BRIEF
Please format the lines below as a numbered list, starting with the first line of the items and going on through the line containing "Bar <box>365 388 386 390</box>", leaving out any blank lines.

THE DATA
"""
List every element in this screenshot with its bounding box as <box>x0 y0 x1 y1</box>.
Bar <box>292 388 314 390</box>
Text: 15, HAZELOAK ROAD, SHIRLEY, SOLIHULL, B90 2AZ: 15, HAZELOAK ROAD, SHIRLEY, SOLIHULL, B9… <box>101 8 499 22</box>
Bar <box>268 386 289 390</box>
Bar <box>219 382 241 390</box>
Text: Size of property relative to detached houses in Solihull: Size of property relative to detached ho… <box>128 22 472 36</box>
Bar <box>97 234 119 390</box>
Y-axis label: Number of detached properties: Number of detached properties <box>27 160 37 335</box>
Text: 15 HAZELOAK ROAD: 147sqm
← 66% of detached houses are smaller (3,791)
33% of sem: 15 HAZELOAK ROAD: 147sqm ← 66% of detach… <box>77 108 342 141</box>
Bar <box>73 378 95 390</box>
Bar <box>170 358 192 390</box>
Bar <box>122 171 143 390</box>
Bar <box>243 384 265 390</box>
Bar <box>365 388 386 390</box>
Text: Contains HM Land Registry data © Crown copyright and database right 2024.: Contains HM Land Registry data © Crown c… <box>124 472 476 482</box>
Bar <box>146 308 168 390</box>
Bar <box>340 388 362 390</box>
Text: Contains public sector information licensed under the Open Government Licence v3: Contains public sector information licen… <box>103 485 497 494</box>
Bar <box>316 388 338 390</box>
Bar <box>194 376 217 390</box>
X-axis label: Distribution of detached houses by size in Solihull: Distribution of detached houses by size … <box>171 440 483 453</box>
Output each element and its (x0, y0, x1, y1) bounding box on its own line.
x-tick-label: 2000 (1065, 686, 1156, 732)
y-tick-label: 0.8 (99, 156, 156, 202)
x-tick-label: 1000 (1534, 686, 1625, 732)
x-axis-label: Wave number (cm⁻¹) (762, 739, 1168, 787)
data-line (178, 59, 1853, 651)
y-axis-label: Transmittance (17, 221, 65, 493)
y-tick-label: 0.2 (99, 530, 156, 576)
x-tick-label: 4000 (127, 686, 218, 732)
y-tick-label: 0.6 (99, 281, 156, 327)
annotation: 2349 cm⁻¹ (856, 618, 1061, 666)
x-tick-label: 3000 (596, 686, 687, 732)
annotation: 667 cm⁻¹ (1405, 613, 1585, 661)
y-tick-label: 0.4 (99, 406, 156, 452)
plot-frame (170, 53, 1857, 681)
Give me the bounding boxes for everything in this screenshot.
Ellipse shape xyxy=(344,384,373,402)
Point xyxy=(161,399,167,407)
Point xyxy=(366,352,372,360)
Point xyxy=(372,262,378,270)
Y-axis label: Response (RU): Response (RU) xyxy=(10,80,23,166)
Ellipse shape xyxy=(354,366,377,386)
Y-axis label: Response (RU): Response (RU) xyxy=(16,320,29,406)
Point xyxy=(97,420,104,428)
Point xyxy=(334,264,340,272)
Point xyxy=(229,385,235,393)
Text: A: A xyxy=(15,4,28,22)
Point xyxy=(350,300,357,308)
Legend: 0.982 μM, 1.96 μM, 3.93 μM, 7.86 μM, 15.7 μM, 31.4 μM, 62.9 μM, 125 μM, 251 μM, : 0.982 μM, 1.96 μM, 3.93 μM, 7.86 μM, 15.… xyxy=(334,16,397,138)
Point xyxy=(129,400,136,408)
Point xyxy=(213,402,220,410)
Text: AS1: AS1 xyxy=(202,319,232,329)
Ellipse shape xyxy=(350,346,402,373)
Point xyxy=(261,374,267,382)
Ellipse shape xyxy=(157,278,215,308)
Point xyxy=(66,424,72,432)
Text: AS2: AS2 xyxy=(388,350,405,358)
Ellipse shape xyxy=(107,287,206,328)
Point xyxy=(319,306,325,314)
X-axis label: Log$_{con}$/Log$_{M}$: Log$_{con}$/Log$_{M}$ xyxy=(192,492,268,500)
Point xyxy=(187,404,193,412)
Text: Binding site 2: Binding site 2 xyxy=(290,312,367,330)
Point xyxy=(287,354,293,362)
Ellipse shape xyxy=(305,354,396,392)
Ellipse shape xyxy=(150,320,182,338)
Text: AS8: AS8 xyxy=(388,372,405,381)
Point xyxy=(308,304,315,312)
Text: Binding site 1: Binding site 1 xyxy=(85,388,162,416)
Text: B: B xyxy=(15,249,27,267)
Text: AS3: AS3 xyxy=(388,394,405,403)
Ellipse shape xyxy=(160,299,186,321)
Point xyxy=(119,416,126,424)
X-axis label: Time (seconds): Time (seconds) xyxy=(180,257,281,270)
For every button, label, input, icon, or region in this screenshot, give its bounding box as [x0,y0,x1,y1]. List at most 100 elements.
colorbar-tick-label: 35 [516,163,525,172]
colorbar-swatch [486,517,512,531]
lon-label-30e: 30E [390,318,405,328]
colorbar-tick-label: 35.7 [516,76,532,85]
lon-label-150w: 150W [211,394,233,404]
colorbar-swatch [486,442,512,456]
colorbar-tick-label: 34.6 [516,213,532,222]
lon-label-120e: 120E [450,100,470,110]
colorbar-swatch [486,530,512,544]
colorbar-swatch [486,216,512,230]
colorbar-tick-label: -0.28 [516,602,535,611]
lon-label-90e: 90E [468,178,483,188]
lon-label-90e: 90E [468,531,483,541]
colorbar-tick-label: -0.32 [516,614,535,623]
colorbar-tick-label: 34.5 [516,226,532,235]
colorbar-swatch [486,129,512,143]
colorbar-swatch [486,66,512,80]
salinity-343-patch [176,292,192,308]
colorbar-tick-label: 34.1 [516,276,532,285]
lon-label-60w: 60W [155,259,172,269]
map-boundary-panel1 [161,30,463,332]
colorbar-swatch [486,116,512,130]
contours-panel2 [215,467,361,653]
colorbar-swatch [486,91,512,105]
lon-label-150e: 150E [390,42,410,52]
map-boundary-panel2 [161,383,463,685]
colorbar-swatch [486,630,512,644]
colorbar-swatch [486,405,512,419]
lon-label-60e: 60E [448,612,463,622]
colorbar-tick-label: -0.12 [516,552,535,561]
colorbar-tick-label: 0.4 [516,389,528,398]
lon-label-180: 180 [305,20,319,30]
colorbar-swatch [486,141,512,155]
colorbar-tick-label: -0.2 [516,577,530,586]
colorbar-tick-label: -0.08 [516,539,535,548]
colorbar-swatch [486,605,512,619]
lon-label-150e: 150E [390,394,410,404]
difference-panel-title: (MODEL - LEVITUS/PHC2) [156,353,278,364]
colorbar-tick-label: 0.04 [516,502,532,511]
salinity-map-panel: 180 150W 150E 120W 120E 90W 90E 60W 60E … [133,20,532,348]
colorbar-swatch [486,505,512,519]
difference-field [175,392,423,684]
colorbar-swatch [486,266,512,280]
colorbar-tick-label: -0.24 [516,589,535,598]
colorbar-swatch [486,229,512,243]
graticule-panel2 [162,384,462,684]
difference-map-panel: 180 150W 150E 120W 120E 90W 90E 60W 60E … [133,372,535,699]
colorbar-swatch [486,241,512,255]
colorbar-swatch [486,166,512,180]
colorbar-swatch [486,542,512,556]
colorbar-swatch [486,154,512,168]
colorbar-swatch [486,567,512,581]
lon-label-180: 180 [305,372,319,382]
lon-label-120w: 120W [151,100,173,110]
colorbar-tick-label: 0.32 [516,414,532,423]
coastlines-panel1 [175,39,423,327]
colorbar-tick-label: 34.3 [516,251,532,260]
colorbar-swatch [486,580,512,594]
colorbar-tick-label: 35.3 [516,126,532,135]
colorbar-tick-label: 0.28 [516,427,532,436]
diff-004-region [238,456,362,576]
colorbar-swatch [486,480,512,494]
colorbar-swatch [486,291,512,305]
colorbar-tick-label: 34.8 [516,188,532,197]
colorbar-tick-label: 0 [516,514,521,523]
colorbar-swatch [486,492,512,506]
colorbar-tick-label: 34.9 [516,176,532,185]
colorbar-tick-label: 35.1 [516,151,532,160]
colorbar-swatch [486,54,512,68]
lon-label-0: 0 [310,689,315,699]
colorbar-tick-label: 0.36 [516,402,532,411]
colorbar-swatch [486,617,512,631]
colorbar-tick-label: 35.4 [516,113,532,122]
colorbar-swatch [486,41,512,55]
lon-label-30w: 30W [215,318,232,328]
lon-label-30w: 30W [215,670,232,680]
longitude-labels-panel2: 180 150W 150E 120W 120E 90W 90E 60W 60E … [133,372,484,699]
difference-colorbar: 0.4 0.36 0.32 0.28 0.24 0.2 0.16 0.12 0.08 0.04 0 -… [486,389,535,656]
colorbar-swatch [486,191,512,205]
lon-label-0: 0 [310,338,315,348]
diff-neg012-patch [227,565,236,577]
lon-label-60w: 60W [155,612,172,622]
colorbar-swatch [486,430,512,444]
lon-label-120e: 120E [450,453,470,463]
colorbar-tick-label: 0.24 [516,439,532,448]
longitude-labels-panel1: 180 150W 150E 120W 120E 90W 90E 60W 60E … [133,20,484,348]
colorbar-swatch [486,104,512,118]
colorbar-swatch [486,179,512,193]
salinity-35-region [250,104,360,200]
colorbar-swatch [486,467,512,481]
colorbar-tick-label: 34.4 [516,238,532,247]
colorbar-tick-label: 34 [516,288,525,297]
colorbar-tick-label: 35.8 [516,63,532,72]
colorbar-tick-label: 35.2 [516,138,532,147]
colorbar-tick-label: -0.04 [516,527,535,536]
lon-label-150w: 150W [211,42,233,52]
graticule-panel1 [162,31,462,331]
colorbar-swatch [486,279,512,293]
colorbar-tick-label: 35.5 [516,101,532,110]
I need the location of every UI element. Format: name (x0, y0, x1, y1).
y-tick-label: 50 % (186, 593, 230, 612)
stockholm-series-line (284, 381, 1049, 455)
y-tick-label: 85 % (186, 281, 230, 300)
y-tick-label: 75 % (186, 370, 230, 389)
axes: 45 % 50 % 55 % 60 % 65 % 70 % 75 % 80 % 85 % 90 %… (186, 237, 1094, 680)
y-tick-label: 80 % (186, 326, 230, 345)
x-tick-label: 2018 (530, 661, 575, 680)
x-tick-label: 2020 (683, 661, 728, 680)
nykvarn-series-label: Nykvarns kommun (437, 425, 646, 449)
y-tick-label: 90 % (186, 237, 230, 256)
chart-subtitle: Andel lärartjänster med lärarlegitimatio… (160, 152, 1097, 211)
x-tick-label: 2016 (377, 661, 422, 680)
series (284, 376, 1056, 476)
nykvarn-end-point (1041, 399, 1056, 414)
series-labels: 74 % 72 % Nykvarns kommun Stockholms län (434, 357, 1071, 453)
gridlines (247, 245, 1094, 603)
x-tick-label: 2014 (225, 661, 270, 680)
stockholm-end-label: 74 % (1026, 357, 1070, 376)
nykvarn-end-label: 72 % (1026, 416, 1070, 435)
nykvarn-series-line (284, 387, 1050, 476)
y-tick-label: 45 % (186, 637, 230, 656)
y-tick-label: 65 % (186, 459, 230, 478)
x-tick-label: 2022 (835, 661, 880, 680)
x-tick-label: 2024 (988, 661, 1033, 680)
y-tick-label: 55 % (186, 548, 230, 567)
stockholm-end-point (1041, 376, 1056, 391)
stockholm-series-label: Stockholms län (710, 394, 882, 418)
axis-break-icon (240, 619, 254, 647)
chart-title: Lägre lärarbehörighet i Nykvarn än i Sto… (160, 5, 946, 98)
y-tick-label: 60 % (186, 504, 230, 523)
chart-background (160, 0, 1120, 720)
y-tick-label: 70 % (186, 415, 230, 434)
"""
THE OUTPUT
1. List every element in this screenshot with its bounding box as <box>x0 y0 x1 y1</box>.
2. Bar <box>292 388 314 390</box>
3. Text: 15, HAZELOAK ROAD, SHIRLEY, SOLIHULL, B90 2AZ: 15, HAZELOAK ROAD, SHIRLEY, SOLIHULL, B9… <box>101 8 499 22</box>
4. Bar <box>268 386 289 390</box>
5. Bar <box>219 382 241 390</box>
6. Text: Size of property relative to detached houses in Solihull: Size of property relative to detached ho… <box>128 22 472 36</box>
7. Bar <box>97 234 119 390</box>
8. Y-axis label: Number of detached properties: Number of detached properties <box>27 160 37 335</box>
9. Text: 15 HAZELOAK ROAD: 147sqm
10. ← 66% of detached houses are smaller (3,791)
11. 33% of sem: 15 HAZELOAK ROAD: 147sqm ← 66% of detach… <box>77 108 342 141</box>
12. Bar <box>73 378 95 390</box>
13. Bar <box>170 358 192 390</box>
14. Bar <box>122 171 143 390</box>
15. Bar <box>243 384 265 390</box>
16. Bar <box>365 388 386 390</box>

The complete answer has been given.